▽
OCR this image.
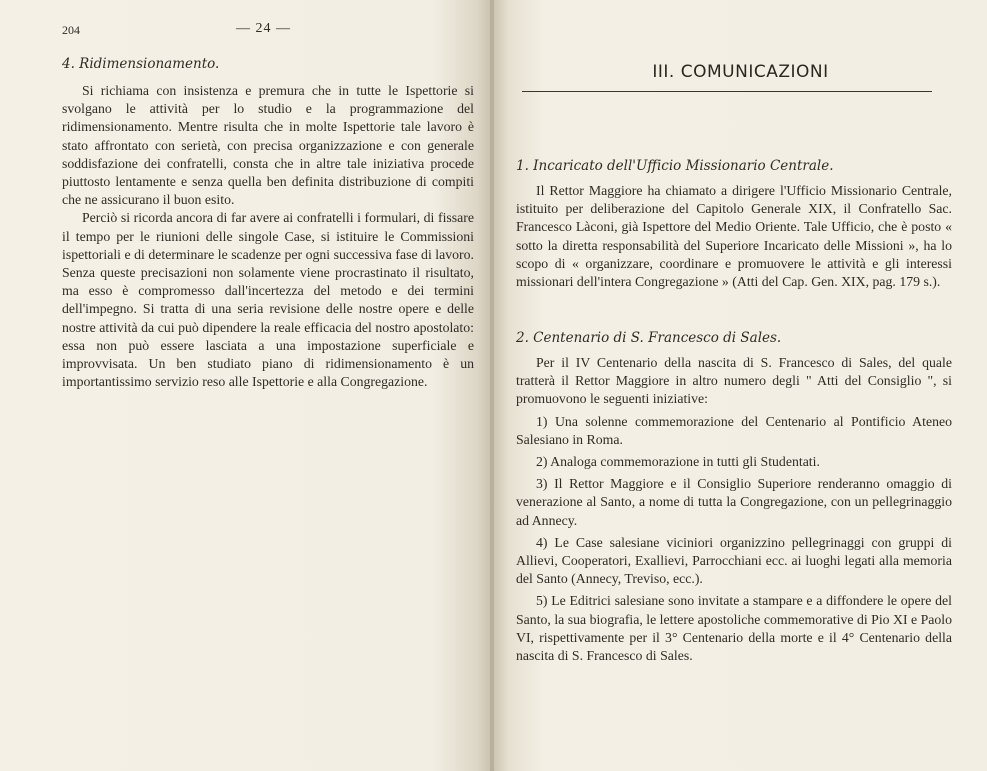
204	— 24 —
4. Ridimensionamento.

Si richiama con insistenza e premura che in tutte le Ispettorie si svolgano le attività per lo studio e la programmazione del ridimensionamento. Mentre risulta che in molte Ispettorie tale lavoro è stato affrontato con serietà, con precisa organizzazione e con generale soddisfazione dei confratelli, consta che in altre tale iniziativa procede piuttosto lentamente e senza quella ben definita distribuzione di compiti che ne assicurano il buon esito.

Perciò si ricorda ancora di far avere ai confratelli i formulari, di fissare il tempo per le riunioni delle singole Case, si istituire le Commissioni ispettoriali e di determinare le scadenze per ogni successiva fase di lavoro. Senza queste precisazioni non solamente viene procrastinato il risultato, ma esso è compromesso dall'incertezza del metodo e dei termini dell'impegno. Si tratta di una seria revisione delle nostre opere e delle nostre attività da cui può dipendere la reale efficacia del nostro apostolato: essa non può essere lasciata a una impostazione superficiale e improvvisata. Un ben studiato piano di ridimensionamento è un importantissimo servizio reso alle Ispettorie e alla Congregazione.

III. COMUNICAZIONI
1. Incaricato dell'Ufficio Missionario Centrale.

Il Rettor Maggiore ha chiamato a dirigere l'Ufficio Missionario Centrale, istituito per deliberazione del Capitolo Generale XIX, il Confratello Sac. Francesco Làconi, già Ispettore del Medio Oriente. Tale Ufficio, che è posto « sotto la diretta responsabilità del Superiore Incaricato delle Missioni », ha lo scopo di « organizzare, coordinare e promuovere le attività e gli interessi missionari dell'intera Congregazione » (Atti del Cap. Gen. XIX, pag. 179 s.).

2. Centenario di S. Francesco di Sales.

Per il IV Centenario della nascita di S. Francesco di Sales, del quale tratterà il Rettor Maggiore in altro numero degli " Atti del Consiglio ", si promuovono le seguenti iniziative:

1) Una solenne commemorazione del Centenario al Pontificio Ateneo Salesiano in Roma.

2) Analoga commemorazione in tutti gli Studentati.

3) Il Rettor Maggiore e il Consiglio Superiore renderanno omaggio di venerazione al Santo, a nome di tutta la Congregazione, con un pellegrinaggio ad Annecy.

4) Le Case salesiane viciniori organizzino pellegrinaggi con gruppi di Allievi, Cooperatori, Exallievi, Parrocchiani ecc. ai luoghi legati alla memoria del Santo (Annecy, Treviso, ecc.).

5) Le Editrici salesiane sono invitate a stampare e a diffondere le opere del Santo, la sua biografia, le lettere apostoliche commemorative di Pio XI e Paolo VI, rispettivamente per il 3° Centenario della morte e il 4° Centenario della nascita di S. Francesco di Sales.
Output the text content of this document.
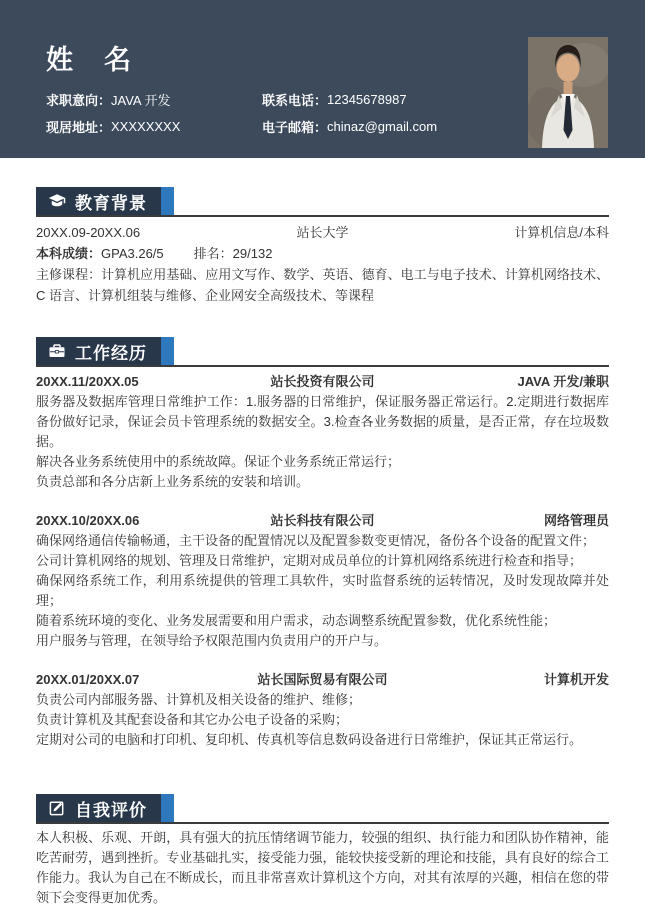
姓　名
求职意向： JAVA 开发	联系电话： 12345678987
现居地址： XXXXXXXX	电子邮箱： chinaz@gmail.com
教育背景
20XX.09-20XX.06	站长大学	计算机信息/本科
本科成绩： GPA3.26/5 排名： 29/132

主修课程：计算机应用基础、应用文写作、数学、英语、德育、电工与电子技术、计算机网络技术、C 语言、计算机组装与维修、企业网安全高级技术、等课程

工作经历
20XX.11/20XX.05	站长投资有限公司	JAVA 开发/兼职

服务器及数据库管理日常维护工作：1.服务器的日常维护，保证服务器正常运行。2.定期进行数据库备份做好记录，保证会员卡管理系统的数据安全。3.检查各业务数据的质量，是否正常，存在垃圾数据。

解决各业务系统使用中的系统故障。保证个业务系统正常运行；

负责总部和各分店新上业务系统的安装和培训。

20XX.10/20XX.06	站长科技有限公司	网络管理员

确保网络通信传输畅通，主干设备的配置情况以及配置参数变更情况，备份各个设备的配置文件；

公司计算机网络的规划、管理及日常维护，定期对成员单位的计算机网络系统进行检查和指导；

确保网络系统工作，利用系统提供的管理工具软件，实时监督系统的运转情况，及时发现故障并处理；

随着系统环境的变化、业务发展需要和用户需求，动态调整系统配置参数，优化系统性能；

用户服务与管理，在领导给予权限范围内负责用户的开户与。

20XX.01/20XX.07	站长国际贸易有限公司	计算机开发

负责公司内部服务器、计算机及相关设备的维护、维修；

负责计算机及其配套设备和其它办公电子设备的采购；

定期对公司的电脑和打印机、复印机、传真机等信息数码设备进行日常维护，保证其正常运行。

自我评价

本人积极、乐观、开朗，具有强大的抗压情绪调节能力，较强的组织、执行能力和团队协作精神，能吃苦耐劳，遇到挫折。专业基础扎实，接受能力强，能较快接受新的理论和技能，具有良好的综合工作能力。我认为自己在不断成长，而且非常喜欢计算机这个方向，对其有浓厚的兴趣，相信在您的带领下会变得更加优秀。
△
### Exercise aim
Print each entry shown above with exact wording and no pictures.

### Full output
OCR this image.
204	— 24 —
4. Ridimensionamento.

Si richiama con insistenza e premura che in tutte le Ispettorie si svolgano le attività per lo studio e la programmazione del ridimensionamento. Mentre risulta che in molte Ispettorie tale lavoro è stato affrontato con serietà, con precisa organizzazione e con generale soddisfazione dei confratelli, consta che in altre tale iniziativa procede piuttosto lentamente e senza quella ben definita distribuzione di compiti che ne assicurano il buon esito.

Perciò si ricorda ancora di far avere ai confratelli i formulari, di fissare il tempo per le riunioni delle singole Case, si istituire le Commissioni ispettoriali e di determinare le scadenze per ogni successiva fase di lavoro. Senza queste precisazioni non solamente viene procrastinato il risultato, ma esso è compromesso dall'incertezza del metodo e dei termini dell'impegno. Si tratta di una seria revisione delle nostre opere e delle nostre attività da cui può dipendere la reale efficacia del nostro apostolato: essa non può essere lasciata a una impostazione superficiale e improvvisata. Un ben studiato piano di ridimensionamento è un importantissimo servizio reso alle Ispettorie e alla Congregazione.

III. COMUNICAZIONI
1. Incaricato dell'Ufficio Missionario Centrale.

Il Rettor Maggiore ha chiamato a dirigere l'Ufficio Missionario Centrale, istituito per deliberazione del Capitolo Generale XIX, il Confratello Sac. Francesco Làconi, già Ispettore del Medio Oriente. Tale Ufficio, che è posto « sotto la diretta responsabilità del Superiore Incaricato delle Missioni », ha lo scopo di « organizzare, coordinare e promuovere le attività e gli interessi missionari dell'intera Congregazione » (Atti del Cap. Gen. XIX, pag. 179 s.).

2. Centenario di S. Francesco di Sales.

Per il IV Centenario della nascita di S. Francesco di Sales, del quale tratterà il Rettor Maggiore in altro numero degli " Atti del Consiglio ", si promuovono le seguenti iniziative:

1) Una solenne commemorazione del Centenario al Pontificio Ateneo Salesiano in Roma.

2) Analoga commemorazione in tutti gli Studentati.

3) Il Rettor Maggiore e il Consiglio Superiore renderanno omaggio di venerazione al Santo, a nome di tutta la Congregazione, con un pellegrinaggio ad Annecy.

4) Le Case salesiane viciniori organizzino pellegrinaggi con gruppi di Allievi, Cooperatori, Exallievi, Parrocchiani ecc. ai luoghi legati alla memoria del Santo (Annecy, Treviso, ecc.).

5) Le Editrici salesiane sono invitate a stampare e a diffondere le opere del Santo, la sua biografia, le lettere apostoliche commemorative di Pio XI e Paolo VI, rispettivamente per il 3° Centenario della morte e il 4° Centenario della nascita di S. Francesco di Sales.
Output the text content of this document.
姓　名
求职意向： JAVA 开发	联系电话： 12345678987
现居地址： XXXXXXXX	电子邮箱： chinaz@gmail.com
教育背景
20XX.09-20XX.06	站长大学	计算机信息/本科
本科成绩： GPA3.26/5 排名： 29/132

主修课程：计算机应用基础、应用文写作、数学、英语、德育、电工与电子技术、计算机网络技术、C 语言、计算机组装与维修、企业网安全高级技术、等课程

工作经历
20XX.11/20XX.05	站长投资有限公司	JAVA 开发/兼职

服务器及数据库管理日常维护工作：1.服务器的日常维护，保证服务器正常运行。2.定期进行数据库备份做好记录，保证会员卡管理系统的数据安全。3.检查各业务数据的质量，是否正常，存在垃圾数据。

解决各业务系统使用中的系统故障。保证个业务系统正常运行；

负责总部和各分店新上业务系统的安装和培训。

20XX.10/20XX.06	站长科技有限公司	网络管理员

确保网络通信传输畅通，主干设备的配置情况以及配置参数变更情况，备份各个设备的配置文件；

公司计算机网络的规划、管理及日常维护，定期对成员单位的计算机网络系统进行检查和指导；

确保网络系统工作，利用系统提供的管理工具软件，实时监督系统的运转情况，及时发现故障并处理；

随着系统环境的变化、业务发展需要和用户需求，动态调整系统配置参数，优化系统性能；

用户服务与管理，在领导给予权限范围内负责用户的开户与。

20XX.01/20XX.07	站长国际贸易有限公司	计算机开发

负责公司内部服务器、计算机及相关设备的维护、维修；

负责计算机及其配套设备和其它办公电子设备的采购；

定期对公司的电脑和打印机、复印机、传真机等信息数码设备进行日常维护，保证其正常运行。

自我评价

本人积极、乐观、开朗，具有强大的抗压情绪调节能力，较强的组织、执行能力和团队协作精神，能吃苦耐劳，遇到挫折。专业基础扎实，接受能力强，能较快接受新的理论和技能，具有良好的综合工作能力。我认为自己在不断成长，而且非常喜欢计算机这个方向，对其有浓厚的兴趣，相信在您的带领下会变得更加优秀。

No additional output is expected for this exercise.